_Exercise_: How many lines in this material include the string "Fact"? Answer with the number and nothing further.

_Supplied material_:

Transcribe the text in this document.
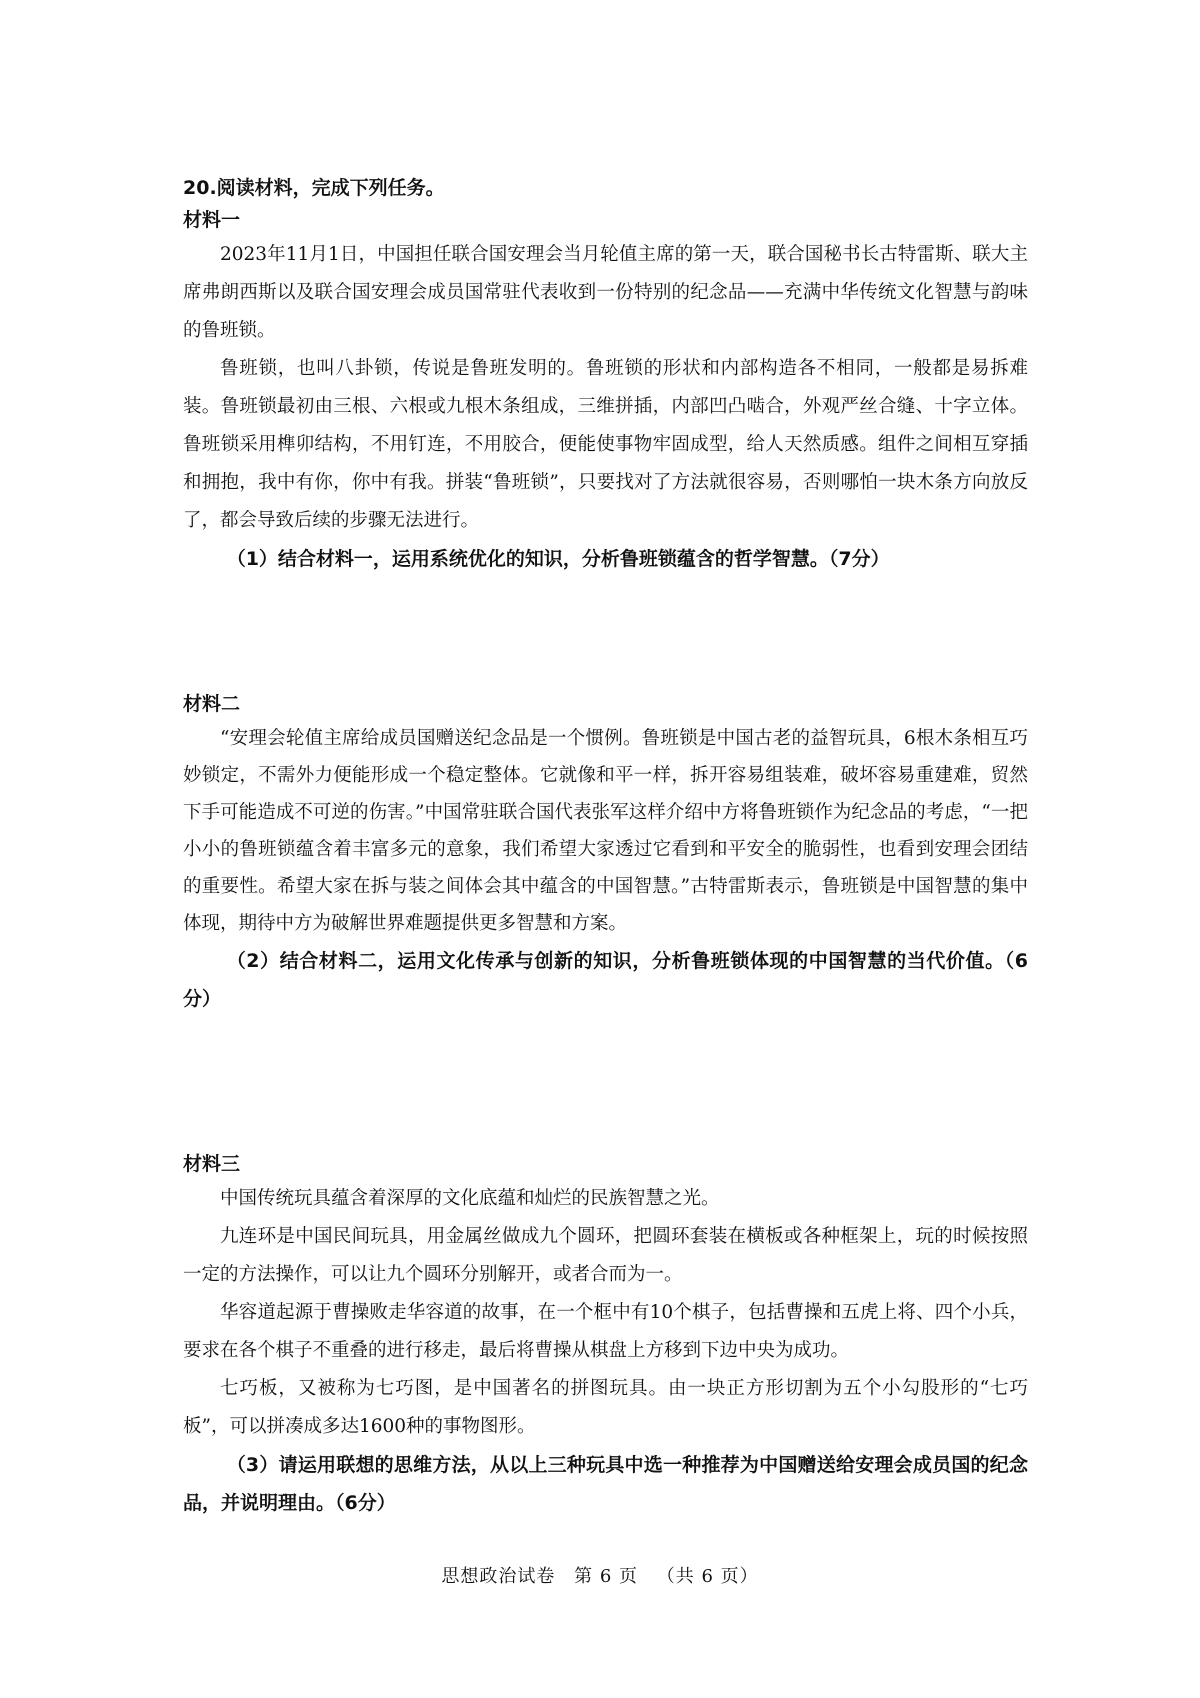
20.阅读材料，完成下列任务。

材料一

2023年11月1日，中国担任联合国安理会当月轮值主席的第一天，联合国秘书长古特雷斯、联大主席弗朗西斯以及联合国安理会成员国常驻代表收到一份特别的纪念品——充满中华传统文化智慧与韵味的鲁班锁。

鲁班锁，也叫八卦锁，传说是鲁班发明的。鲁班锁的形状和内部构造各不相同，一般都是易拆难装。鲁班锁最初由三根、六根或九根木条组成，三维拼插，内部凹凸啮合，外观严丝合缝、十字立体。鲁班锁采用榫卯结构，不用钉连，不用胶合，便能使事物牢固成型，给人天然质感。组件之间相互穿插和拥抱，我中有你，你中有我。拼装“鲁班锁”，只要找对了方法就很容易，否则哪怕一块木条方向放反了，都会导致后续的步骤无法进行。

（1）结合材料一，运用系统优化的知识，分析鲁班锁蕴含的哲学智慧。（7分）

材料二

“安理会轮值主席给成员国赠送纪念品是一个惯例。鲁班锁是中国古老的益智玩具，6根木条相互巧妙锁定，不需外力便能形成一个稳定整体。它就像和平一样，拆开容易组装难，破坏容易重建难，贸然下手可能造成不可逆的伤害。”中国常驻联合国代表张军这样介绍中方将鲁班锁作为纪念品的考虑，“一把小小的鲁班锁蕴含着丰富多元的意象，我们希望大家透过它看到和平安全的脆弱性，也看到安理会团结的重要性。希望大家在拆与装之间体会其中蕴含的中国智慧。”古特雷斯表示，鲁班锁是中国智慧的集中体现，期待中方为破解世界难题提供更多智慧和方案。

（2）结合材料二，运用文化传承与创新的知识，分析鲁班锁体现的中国智慧的当代价值。（6分）

材料三

中国传统玩具蕴含着深厚的文化底蕴和灿烂的民族智慧之光。

九连环是中国民间玩具，用金属丝做成九个圆环，把圆环套装在横板或各种框架上，玩的时候按照一定的方法操作，可以让九个圆环分别解开，或者合而为一。

华容道起源于曹操败走华容道的故事，在一个框中有10个棋子，包括曹操和五虎上将、四个小兵，要求在各个棋子不重叠的进行移走，最后将曹操从棋盘上方移到下边中央为成功。

七巧板，又被称为七巧图，是中国著名的拼图玩具。由一块正方形切割为五个小勾股形的“七巧板”，可以拼凑成多达1600种的事物图形。

（3）请运用联想的思维方法，从以上三种玩具中选一种推荐为中国赠送给安理会成员国的纪念品，并说明理由。（6分）

思想政治试卷 第 6 页 （共 6 页）
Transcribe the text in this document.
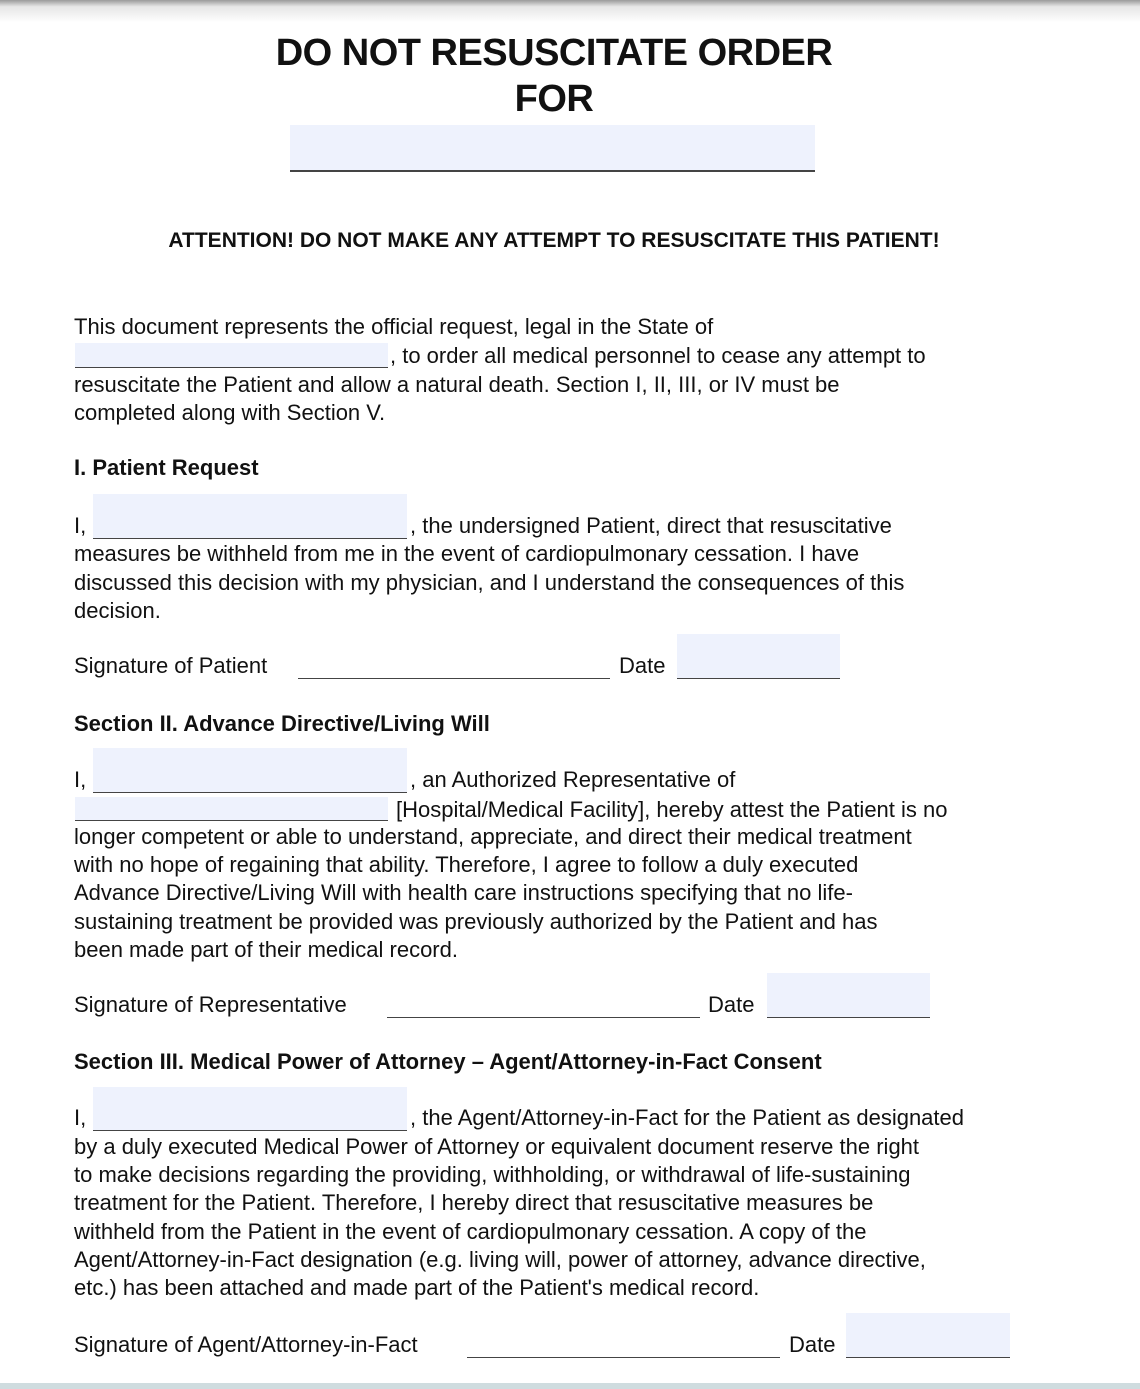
DO NOT RESUSCITATE ORDER
FOR
ATTENTION! DO NOT MAKE ANY ATTEMPT TO RESUSCITATE THIS PATIENT!
This document represents the official request, legal in the State of
, to order all medical personnel to cease any attempt to
resuscitate the Patient and allow a natural death. Section I, II, III, or IV must be
completed along with Section V.
I. Patient Request
I,	, the undersigned Patient, direct that resuscitative
measures be withheld from me in the event of cardiopulmonary cessation. I have
discussed this decision with my physician, and I understand the consequences of this
decision.
Signature of Patient	Date
Section II. Advance Directive/Living Will
I,	, an Authorized Representative of
[Hospital/Medical Facility], hereby attest the Patient is no
longer competent or able to understand, appreciate, and direct their medical treatment
with no hope of regaining that ability. Therefore, I agree to follow a duly executed
Advance Directive/Living Will with health care instructions specifying that no life-
sustaining treatment be provided was previously authorized by the Patient and has
been made part of their medical record.
Signature of Representative	Date
Section III. Medical Power of Attorney – Agent/Attorney-in-Fact Consent
I,	, the Agent/Attorney-in-Fact for the Patient as designated
by a duly executed Medical Power of Attorney or equivalent document reserve the right
to make decisions regarding the providing, withholding, or withdrawal of life-sustaining
treatment for the Patient. Therefore, I hereby direct that resuscitative measures be
withheld from the Patient in the event of cardiopulmonary cessation. A copy of the
Agent/Attorney-in-Fact designation (e.g. living will, power of attorney, advance directive,
etc.) has been attached and made part of the Patient's medical record.
Signature of Agent/Attorney-in-Fact	Date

_Result for this exercise_: 4